_The exercise_:
Reproduce the entries exactly.

_Data to process_:
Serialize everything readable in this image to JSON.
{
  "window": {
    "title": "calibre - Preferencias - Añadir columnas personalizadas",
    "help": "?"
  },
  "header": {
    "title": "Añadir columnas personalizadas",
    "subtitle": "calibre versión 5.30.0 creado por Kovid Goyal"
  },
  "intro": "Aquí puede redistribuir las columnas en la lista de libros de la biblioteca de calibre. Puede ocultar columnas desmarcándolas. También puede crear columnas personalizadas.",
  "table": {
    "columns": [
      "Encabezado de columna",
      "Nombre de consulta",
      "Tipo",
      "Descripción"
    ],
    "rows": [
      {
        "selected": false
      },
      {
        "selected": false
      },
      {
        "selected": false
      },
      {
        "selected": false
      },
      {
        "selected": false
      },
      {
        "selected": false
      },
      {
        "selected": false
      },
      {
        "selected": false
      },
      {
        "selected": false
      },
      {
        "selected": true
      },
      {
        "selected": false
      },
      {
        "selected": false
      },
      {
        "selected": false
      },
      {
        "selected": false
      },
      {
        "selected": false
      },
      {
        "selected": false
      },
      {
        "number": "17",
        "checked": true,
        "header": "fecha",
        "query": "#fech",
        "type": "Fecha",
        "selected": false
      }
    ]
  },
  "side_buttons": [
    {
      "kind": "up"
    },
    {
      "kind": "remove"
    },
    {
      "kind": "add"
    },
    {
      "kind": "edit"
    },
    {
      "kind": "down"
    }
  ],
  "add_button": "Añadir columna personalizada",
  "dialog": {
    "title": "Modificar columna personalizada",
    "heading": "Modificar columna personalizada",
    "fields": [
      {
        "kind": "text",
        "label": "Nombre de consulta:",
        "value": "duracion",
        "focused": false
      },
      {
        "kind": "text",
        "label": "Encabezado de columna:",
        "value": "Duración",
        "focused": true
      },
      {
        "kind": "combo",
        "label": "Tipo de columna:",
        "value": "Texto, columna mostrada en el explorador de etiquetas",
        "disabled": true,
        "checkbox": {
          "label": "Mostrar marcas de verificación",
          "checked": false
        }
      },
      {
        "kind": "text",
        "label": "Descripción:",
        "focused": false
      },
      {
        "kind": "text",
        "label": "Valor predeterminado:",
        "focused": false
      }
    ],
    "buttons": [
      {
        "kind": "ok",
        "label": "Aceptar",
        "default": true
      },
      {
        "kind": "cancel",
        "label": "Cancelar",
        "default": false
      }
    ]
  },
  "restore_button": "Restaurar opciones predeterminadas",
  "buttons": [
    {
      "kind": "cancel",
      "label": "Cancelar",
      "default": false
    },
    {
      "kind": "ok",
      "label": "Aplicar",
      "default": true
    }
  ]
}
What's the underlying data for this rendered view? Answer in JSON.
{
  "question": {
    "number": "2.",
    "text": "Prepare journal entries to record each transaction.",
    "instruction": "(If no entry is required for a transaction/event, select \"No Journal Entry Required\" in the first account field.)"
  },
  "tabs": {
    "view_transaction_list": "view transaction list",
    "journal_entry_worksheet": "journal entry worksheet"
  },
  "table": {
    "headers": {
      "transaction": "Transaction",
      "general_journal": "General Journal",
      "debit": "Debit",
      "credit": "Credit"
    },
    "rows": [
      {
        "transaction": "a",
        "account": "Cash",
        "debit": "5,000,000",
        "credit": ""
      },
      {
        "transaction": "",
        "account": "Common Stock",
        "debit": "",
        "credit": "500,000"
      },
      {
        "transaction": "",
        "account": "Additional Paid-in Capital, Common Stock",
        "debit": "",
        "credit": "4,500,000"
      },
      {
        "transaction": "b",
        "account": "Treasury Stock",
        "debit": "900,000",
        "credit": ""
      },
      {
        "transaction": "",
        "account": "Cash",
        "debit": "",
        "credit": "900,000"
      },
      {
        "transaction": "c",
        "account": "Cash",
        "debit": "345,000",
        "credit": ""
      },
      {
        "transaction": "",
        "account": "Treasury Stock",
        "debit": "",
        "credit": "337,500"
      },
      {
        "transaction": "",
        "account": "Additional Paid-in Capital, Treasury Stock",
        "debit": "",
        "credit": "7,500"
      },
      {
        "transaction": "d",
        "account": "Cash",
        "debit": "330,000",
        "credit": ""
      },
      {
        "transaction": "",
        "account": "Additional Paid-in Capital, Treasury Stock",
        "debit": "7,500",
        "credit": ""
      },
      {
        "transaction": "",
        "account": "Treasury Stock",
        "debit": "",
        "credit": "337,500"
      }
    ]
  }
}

_Correct output_:
Serialize everything readable in this image to JSON.
{
  "window": {
    "title": "calibre - Preferencias - Añadir columnas personalizadas",
    "help": "?"
  },
  "header": {
    "title": "Añadir columnas personalizadas",
    "subtitle": "calibre versión 5.30.0 creado por Kovid Goyal"
  },
  "intro": "Aquí puede redistribuir las columnas en la lista de libros de la biblioteca de calibre. Puede ocultar columnas desmarcándolas. También puede crear columnas personalizadas.",
  "table": {
    "columns": [
      "Encabezado de columna",
      "Nombre de consulta",
      "Tipo",
      "Descripción"
    ],
    "rows": [
      {
        "selected": false
      },
      {
        "selected": false
      },
      {
        "selected": false
      },
      {
        "selected": false
      },
      {
        "selected": false
      },
      {
        "selected": false
      },
      {
        "selected": false
      },
      {
        "selected": false
      },
      {
        "selected": false
      },
      {
        "selected": true
      },
      {
        "selected": false
      },
      {
        "selected": false
      },
      {
        "selected": false
      },
      {
        "selected": false
      },
      {
        "selected": false
      },
      {
        "selected": false
      },
      {
        "number": "17",
        "checked": true,
        "header": "fecha",
        "query": "#fech",
        "type": "Fecha",
        "selected": false
      }
    ]
  },
  "side_buttons": [
    {
      "kind": "up"
    },
    {
      "kind": "remove"
    },
    {
      "kind": "add"
    },
    {
      "kind": "edit"
    },
    {
      "kind": "down"
    }
  ],
  "add_button": "Añadir columna personalizada",
  "dialog": {
    "title": "Modificar columna personalizada",
    "heading": "Modificar columna personalizada",
    "fields": [
      {
        "kind": "text",
        "label": "Nombre de consulta:",
        "value": "duracion",
        "focused": false
      },
      {
        "kind": "text",
        "label": "Encabezado de columna:",
        "value": "Duración",
        "focused": true
      },
      {
        "kind": "combo",
        "label": "Tipo de columna:",
        "value": "Texto, columna mostrada en el explorador de etiquetas",
        "disabled": true,
        "checkbox": {
          "label": "Mostrar marcas de verificación",
          "checked": false
        }
      },
      {
        "kind": "text",
        "label": "Descripción:",
        "focused": false
      },
      {
        "kind": "text",
        "label": "Valor predeterminado:",
        "focused": false
      }
    ],
    "buttons": [
      {
        "kind": "ok",
        "label": "Aceptar",
        "default": true
      },
      {
        "kind": "cancel",
        "label": "Cancelar",
        "default": false
      }
    ]
  },
  "restore_button": "Restaurar opciones predeterminadas",
  "buttons": [
    {
      "kind": "cancel",
      "label": "Cancelar",
      "default": false
    },
    {
      "kind": "ok",
      "label": "Aplicar",
      "default": true
    }
  ]
}
What's the underlying data for this rendered view? Answer in JSON.
{
  "question": {
    "number": "2.",
    "text": "Prepare journal entries to record each transaction.",
    "instruction": "(If no entry is required for a transaction/event, select \"No Journal Entry Required\" in the first account field.)"
  },
  "tabs": {
    "view_transaction_list": "view transaction list",
    "journal_entry_worksheet": "journal entry worksheet"
  },
  "table": {
    "headers": {
      "transaction": "Transaction",
      "general_journal": "General Journal",
      "debit": "Debit",
      "credit": "Credit"
    },
    "rows": [
      {
        "transaction": "a",
        "account": "Cash",
        "debit": "5,000,000",
        "credit": ""
      },
      {
        "transaction": "",
        "account": "Common Stock",
        "debit": "",
        "credit": "500,000"
      },
      {
        "transaction": "",
        "account": "Additional Paid-in Capital, Common Stock",
        "debit": "",
        "credit": "4,500,000"
      },
      {
        "transaction": "b",
        "account": "Treasury Stock",
        "debit": "900,000",
        "credit": ""
      },
      {
        "transaction": "",
        "account": "Cash",
        "debit": "",
        "credit": "900,000"
      },
      {
        "transaction": "c",
        "account": "Cash",
        "debit": "345,000",
        "credit": ""
      },
      {
        "transaction": "",
        "account": "Treasury Stock",
        "debit": "",
        "credit": "337,500"
      },
      {
        "transaction": "",
        "account": "Additional Paid-in Capital, Treasury Stock",
        "debit": "",
        "credit": "7,500"
      },
      {
        "transaction": "d",
        "account": "Cash",
        "debit": "330,000",
        "credit": ""
      },
      {
        "transaction": "",
        "account": "Additional Paid-in Capital, Treasury Stock",
        "debit": "7,500",
        "credit": ""
      },
      {
        "transaction": "",
        "account": "Treasury Stock",
        "debit": "",
        "credit": "337,500"
      }
    ]
  }
}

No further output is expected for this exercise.